WHAT THE TASK ASKS:
Print the data below from its first line through the line holding "favorites-side-tab[interactable]: Favorites <box>2", both included, copying each line without change.

DATA TO PROCESS:
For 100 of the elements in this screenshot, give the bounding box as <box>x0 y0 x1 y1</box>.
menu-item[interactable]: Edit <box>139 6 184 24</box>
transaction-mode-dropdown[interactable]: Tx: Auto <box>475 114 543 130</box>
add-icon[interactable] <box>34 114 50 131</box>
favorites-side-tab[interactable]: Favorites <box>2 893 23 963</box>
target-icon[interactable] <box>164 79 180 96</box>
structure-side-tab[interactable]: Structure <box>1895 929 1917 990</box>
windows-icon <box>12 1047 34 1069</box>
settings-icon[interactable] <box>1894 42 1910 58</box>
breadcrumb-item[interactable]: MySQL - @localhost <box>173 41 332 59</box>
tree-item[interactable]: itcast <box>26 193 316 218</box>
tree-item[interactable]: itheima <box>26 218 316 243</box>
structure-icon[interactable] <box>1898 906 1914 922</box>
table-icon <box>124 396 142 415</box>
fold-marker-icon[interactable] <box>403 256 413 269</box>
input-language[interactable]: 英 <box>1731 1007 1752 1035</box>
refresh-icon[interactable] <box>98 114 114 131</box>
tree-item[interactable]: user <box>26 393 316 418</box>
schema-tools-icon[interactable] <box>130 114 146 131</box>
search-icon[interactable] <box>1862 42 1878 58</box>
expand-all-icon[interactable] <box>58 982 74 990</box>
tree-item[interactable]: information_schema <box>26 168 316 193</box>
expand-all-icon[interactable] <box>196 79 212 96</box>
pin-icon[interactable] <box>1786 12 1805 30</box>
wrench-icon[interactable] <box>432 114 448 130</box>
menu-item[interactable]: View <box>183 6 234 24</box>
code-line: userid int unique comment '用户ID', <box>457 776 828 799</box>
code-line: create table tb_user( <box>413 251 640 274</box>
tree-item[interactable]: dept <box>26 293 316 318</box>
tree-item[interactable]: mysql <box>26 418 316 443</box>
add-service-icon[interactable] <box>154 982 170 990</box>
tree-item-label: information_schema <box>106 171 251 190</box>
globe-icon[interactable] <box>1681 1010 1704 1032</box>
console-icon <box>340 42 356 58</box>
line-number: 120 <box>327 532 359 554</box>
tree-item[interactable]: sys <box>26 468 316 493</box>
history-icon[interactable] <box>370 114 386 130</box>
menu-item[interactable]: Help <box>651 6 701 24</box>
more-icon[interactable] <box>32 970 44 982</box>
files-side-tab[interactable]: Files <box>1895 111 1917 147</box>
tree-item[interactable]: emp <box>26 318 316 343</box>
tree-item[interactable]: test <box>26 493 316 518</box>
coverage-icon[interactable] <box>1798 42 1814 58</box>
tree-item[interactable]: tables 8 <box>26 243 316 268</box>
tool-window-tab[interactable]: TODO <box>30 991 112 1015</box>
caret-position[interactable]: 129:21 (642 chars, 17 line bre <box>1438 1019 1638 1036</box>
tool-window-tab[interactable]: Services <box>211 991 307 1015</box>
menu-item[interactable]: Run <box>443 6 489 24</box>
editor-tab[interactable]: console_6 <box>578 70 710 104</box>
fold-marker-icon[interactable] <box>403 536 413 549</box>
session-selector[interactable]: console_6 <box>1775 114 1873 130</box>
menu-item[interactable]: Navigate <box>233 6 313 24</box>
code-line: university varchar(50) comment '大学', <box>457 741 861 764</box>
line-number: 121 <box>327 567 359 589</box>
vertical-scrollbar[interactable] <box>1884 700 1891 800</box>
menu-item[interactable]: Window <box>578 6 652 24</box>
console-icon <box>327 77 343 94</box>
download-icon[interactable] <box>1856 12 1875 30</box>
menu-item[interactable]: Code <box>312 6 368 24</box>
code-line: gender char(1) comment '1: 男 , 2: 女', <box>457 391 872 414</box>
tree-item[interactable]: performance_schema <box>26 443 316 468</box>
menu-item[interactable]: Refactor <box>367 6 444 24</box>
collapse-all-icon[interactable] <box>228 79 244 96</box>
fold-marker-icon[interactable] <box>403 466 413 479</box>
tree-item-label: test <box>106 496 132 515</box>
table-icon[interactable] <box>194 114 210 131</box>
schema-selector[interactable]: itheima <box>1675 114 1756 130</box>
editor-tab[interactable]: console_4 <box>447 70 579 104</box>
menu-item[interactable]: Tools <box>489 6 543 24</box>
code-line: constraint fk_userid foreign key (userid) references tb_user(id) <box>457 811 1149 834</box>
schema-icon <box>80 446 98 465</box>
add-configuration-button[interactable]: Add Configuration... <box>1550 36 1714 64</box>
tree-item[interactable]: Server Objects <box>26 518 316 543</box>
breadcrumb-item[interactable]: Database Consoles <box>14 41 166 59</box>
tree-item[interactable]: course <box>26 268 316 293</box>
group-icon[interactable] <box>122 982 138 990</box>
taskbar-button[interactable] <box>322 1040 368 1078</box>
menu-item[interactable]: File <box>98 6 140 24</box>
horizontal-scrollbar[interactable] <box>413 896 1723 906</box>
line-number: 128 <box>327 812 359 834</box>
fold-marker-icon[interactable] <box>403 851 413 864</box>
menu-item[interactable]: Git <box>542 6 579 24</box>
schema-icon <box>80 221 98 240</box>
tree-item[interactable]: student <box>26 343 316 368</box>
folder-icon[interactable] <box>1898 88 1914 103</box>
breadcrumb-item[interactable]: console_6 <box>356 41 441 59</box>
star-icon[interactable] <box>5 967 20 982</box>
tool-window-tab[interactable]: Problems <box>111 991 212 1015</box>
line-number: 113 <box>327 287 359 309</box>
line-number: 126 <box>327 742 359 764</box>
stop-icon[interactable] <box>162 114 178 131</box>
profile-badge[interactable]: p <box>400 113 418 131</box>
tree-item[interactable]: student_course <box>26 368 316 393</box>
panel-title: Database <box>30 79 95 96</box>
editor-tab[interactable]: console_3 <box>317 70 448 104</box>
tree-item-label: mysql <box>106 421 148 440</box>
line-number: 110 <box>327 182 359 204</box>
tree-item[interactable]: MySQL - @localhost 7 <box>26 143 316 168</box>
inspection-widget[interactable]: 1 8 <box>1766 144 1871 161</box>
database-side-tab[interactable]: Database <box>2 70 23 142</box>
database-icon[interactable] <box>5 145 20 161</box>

COMPLETED TASK:
For 100 of the elements in this screenshot, give the bounding box as <box>x0 y0 x1 y1</box>.
menu-item[interactable]: Edit <box>139 6 184 24</box>
transaction-mode-dropdown[interactable]: Tx: Auto <box>475 114 543 130</box>
add-icon[interactable] <box>34 114 50 131</box>
favorites-side-tab[interactable]: Favorites <box>2 893 23 963</box>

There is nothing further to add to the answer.